* BEGIN Provided entries *

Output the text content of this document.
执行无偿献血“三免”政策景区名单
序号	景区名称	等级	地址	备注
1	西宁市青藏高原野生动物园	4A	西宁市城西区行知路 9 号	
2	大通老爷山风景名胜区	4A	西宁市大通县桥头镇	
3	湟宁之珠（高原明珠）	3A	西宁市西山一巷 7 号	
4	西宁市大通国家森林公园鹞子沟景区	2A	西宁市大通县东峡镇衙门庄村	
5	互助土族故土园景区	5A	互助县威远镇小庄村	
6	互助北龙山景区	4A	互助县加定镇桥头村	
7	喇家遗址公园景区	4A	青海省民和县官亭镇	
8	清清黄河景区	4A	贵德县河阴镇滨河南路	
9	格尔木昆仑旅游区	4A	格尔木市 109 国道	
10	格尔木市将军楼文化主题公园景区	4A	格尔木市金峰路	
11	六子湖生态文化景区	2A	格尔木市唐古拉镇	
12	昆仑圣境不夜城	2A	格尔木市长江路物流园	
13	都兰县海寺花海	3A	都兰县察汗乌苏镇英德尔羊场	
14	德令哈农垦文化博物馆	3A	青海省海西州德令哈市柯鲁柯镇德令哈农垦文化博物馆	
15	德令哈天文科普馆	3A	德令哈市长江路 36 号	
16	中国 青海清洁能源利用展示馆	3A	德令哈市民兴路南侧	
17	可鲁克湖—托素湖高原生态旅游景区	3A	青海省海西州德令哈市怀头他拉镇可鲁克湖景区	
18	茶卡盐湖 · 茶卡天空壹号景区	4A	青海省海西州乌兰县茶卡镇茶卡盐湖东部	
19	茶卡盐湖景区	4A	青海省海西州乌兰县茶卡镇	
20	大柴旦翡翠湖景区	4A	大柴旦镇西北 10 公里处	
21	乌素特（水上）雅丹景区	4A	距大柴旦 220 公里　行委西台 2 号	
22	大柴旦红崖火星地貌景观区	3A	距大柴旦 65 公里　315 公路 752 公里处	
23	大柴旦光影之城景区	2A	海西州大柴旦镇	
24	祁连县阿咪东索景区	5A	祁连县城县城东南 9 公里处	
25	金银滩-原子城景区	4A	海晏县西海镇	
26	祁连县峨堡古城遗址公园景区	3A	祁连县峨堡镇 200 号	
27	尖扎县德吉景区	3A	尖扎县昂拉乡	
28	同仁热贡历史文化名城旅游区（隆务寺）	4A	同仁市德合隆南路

* END Provided entries *

Written request:
Send back all of the entries exactly, with nothing missing.

Written reply:
Output the text content of this document.
执行无偿献血“三免”政策景区名单
序号	景区名称	等级	地址	备注
1	西宁市青藏高原野生动物园	4A	西宁市城西区行知路 9 号	
2	大通老爷山风景名胜区	4A	西宁市大通县桥头镇	
3	湟宁之珠（高原明珠）	3A	西宁市西山一巷 7 号	
4	西宁市大通国家森林公园鹞子沟景区	2A	西宁市大通县东峡镇衙门庄村	
5	互助土族故土园景区	5A	互助县威远镇小庄村	
6	互助北龙山景区	4A	互助县加定镇桥头村	
7	喇家遗址公园景区	4A	青海省民和县官亭镇	
8	清清黄河景区	4A	贵德县河阴镇滨河南路	
9	格尔木昆仑旅游区	4A	格尔木市 109 国道	
10	格尔木市将军楼文化主题公园景区	4A	格尔木市金峰路	
11	六子湖生态文化景区	2A	格尔木市唐古拉镇	
12	昆仑圣境不夜城	2A	格尔木市长江路物流园	
13	都兰县海寺花海	3A	都兰县察汗乌苏镇英德尔羊场	
14	德令哈农垦文化博物馆	3A	青海省海西州德令哈市柯鲁柯镇德令哈农垦文化博物馆	
15	德令哈天文科普馆	3A	德令哈市长江路 36 号	
16	中国 青海清洁能源利用展示馆	3A	德令哈市民兴路南侧	
17	可鲁克湖—托素湖高原生态旅游景区	3A	青海省海西州德令哈市怀头他拉镇可鲁克湖景区	
18	茶卡盐湖 · 茶卡天空壹号景区	4A	青海省海西州乌兰县茶卡镇茶卡盐湖东部	
19	茶卡盐湖景区	4A	青海省海西州乌兰县茶卡镇	
20	大柴旦翡翠湖景区	4A	大柴旦镇西北 10 公里处	
21	乌素特（水上）雅丹景区	4A	距大柴旦 220 公里　行委西台 2 号	
22	大柴旦红崖火星地貌景观区	3A	距大柴旦 65 公里　315 公路 752 公里处	
23	大柴旦光影之城景区	2A	海西州大柴旦镇	
24	祁连县阿咪东索景区	5A	祁连县城县城东南 9 公里处	
25	金银滩-原子城景区	4A	海晏县西海镇	
26	祁连县峨堡古城遗址公园景区	3A	祁连县峨堡镇 200 号	
27	尖扎县德吉景区	3A	尖扎县昂拉乡	
28	同仁热贡历史文化名城旅游区（隆务寺）	4A	同仁市德合隆南路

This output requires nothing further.